**GOAL OF THE EXERCISE**: Transcribe the part of the essay on the film Two A.M. starting at "On the film" and ending at "not exist anymore.".

[Begin TEXT TO READ]

On the film Two A.M. by Loretta Fahrenholz at Museum Fridericianum, Kassel

— Tobias Madison

Loretta Fahrenholz, Two A.M. , 2016, 4K, color, 40 min, still

Loretta Fahrenholz, Two A.M. , 2016, 4K, color, 40 min, still

Portraying community can’t help also being its betrayal. No painting, nor film, nor twelve-hour recording of an extended jam session can capture the familiarity of a friend’s chatter, the harshness of exclusion, the sticking to rules for the sake of them and the excitement of not wanting to belong. But when community becomes a muddy term, a start-up catchphrase bracketing the self-legitimation of nostalgic progressives and the protectionism of cuckservatives, tools developed by filmmakers such as Frederick Wiseman simply can’t keep up, not so much because of the attention span that they require, but simply because said community might not exist anymore.
The extension of a fascist politics is first of all technological. Somewhere between rapid-fire tweeting, the necessity of repeating your political convictions to everyone like a mantra, waking up to sickening cocktails of news agency briefings or e-mailed requests to participate in some discussion or another, and hours spent reading up on the politics board of 4chan, the whole endeavor becomes compromised and as delirious as the moment itself. Stress-tests resulting in vaguely formulated claims to acceptance, tolerance and compassion by tech-giants and users alike, that you don’t really buy, throwing you once more back to yourself, to the solitude of the individual and the self-reflexivity that is so desired from it in order to exist in and be consumed by the twenty-first century.

[End TEXT TO READ]
[Begin INFORMATION PROVIDED]

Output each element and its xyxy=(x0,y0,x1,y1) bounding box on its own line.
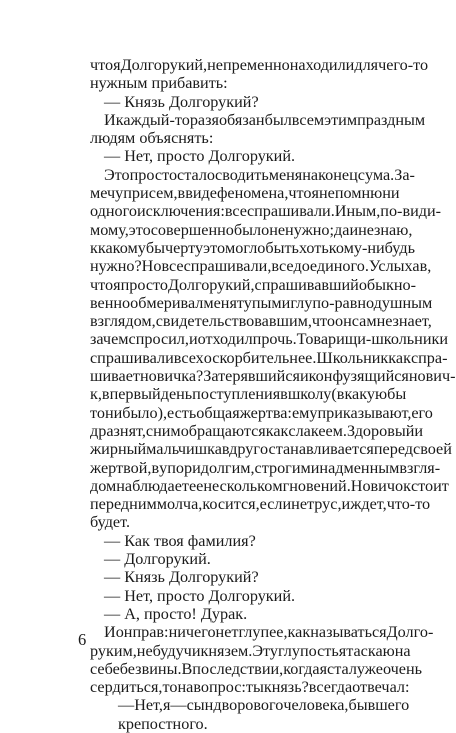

[End INFORMATION PROVIDED]

**RESULT OF THE TASK**:
On the film Two A.M. by Loretta Fahrenholz at Museum Fridericianum, Kassel

— Tobias Madison

Loretta Fahrenholz, Two A.M. , 2016, 4K, color, 40 min, still

Loretta Fahrenholz, Two A.M. , 2016, 4K, color, 40 min, still

Portraying community can’t help also being its betrayal. No painting, nor film, nor twelve-hour recording of an extended jam session can capture the familiarity of a friend’s chatter, the harshness of exclusion, the sticking to rules for the sake of them and the excitement of not wanting to belong. But when community becomes a muddy term, a start-up catchphrase bracketing the self-legitimation of nostalgic progressives and the protectionism of cuckservatives, tools developed by filmmakers such as Frederick Wiseman simply can’t keep up, not so much because of the attention span that they require, but simply because said community might not exist anymore.